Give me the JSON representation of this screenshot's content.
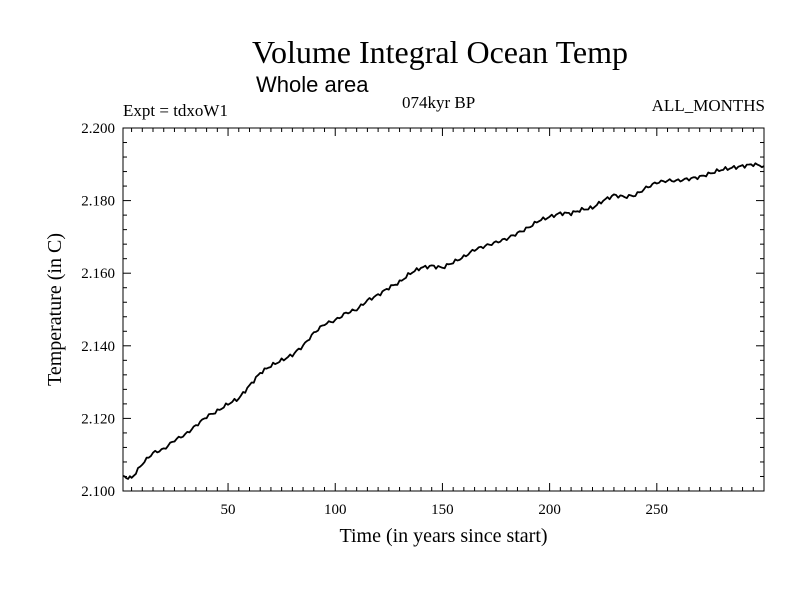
{
  "header": {
    "title": "Volume Integral Ocean Temp",
    "subtitle": "Whole area",
    "experiment": "Expt = tdxoW1",
    "period": "074kyr BP",
    "months": "ALL_MONTHS"
  },
  "chart_data": {
    "type": "line",
    "title": "Volume Integral Ocean Temp",
    "subtitle": "Whole area",
    "xlabel": "Time (in years since start)",
    "ylabel": "Temperature (in C)",
    "xlim": [
      1,
      300
    ],
    "ylim": [
      2.1,
      2.2
    ],
    "x_ticks": [
      50,
      100,
      150,
      200,
      250
    ],
    "y_ticks": [
      "2.100",
      "2.120",
      "2.140",
      "2.160",
      "2.180",
      "2.200"
    ],
    "grid": false,
    "series": [
      {
        "name": "Volume integral ocean temperature",
        "x": [
          1,
          5,
          10,
          15,
          20,
          25,
          30,
          35,
          40,
          45,
          50,
          55,
          60,
          65,
          70,
          75,
          80,
          85,
          90,
          95,
          100,
          105,
          110,
          115,
          120,
          125,
          130,
          135,
          140,
          145,
          150,
          155,
          160,
          165,
          170,
          175,
          180,
          185,
          190,
          195,
          200,
          205,
          210,
          215,
          220,
          225,
          230,
          235,
          240,
          245,
          250,
          255,
          260,
          265,
          270,
          275,
          280,
          285,
          290,
          295,
          300
        ],
        "values": [
          2.104,
          2.1035,
          2.1075,
          2.1105,
          2.1115,
          2.114,
          2.1155,
          2.118,
          2.1205,
          2.122,
          2.124,
          2.1255,
          2.129,
          2.1325,
          2.1345,
          2.136,
          2.1375,
          2.14,
          2.1435,
          2.146,
          2.147,
          2.149,
          2.15,
          2.1525,
          2.154,
          2.156,
          2.1575,
          2.16,
          2.1615,
          2.162,
          2.1615,
          2.163,
          2.1645,
          2.1665,
          2.1675,
          2.1685,
          2.1695,
          2.171,
          2.1725,
          2.1745,
          2.1755,
          2.1765,
          2.1765,
          2.1775,
          2.178,
          2.18,
          2.1815,
          2.181,
          2.1815,
          2.1835,
          2.185,
          2.1855,
          2.1855,
          2.186,
          2.1865,
          2.1875,
          2.1885,
          2.189,
          2.1895,
          2.19,
          2.1895
        ]
      }
    ]
  }
}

■ ■ ■ ■ ■

▶ **Directions**:
All records should be output exactly, with the pictures left out.

▶ **In response**:
Give me the JSON representation of this screenshot's content.
{
  "header": {
    "title": "Volume Integral Ocean Temp",
    "subtitle": "Whole area",
    "experiment": "Expt = tdxoW1",
    "period": "074kyr BP",
    "months": "ALL_MONTHS"
  },
  "chart_data": {
    "type": "line",
    "title": "Volume Integral Ocean Temp",
    "subtitle": "Whole area",
    "xlabel": "Time (in years since start)",
    "ylabel": "Temperature (in C)",
    "xlim": [
      1,
      300
    ],
    "ylim": [
      2.1,
      2.2
    ],
    "x_ticks": [
      50,
      100,
      150,
      200,
      250
    ],
    "y_ticks": [
      "2.100",
      "2.120",
      "2.140",
      "2.160",
      "2.180",
      "2.200"
    ],
    "grid": false,
    "series": [
      {
        "name": "Volume integral ocean temperature",
        "x": [
          1,
          5,
          10,
          15,
          20,
          25,
          30,
          35,
          40,
          45,
          50,
          55,
          60,
          65,
          70,
          75,
          80,
          85,
          90,
          95,
          100,
          105,
          110,
          115,
          120,
          125,
          130,
          135,
          140,
          145,
          150,
          155,
          160,
          165,
          170,
          175,
          180,
          185,
          190,
          195,
          200,
          205,
          210,
          215,
          220,
          225,
          230,
          235,
          240,
          245,
          250,
          255,
          260,
          265,
          270,
          275,
          280,
          285,
          290,
          295,
          300
        ],
        "values": [
          2.104,
          2.1035,
          2.1075,
          2.1105,
          2.1115,
          2.114,
          2.1155,
          2.118,
          2.1205,
          2.122,
          2.124,
          2.1255,
          2.129,
          2.1325,
          2.1345,
          2.136,
          2.1375,
          2.14,
          2.1435,
          2.146,
          2.147,
          2.149,
          2.15,
          2.1525,
          2.154,
          2.156,
          2.1575,
          2.16,
          2.1615,
          2.162,
          2.1615,
          2.163,
          2.1645,
          2.1665,
          2.1675,
          2.1685,
          2.1695,
          2.171,
          2.1725,
          2.1745,
          2.1755,
          2.1765,
          2.1765,
          2.1775,
          2.178,
          2.18,
          2.1815,
          2.181,
          2.1815,
          2.1835,
          2.185,
          2.1855,
          2.1855,
          2.186,
          2.1865,
          2.1875,
          2.1885,
          2.189,
          2.1895,
          2.19,
          2.1895
        ]
      }
    ]
  }
}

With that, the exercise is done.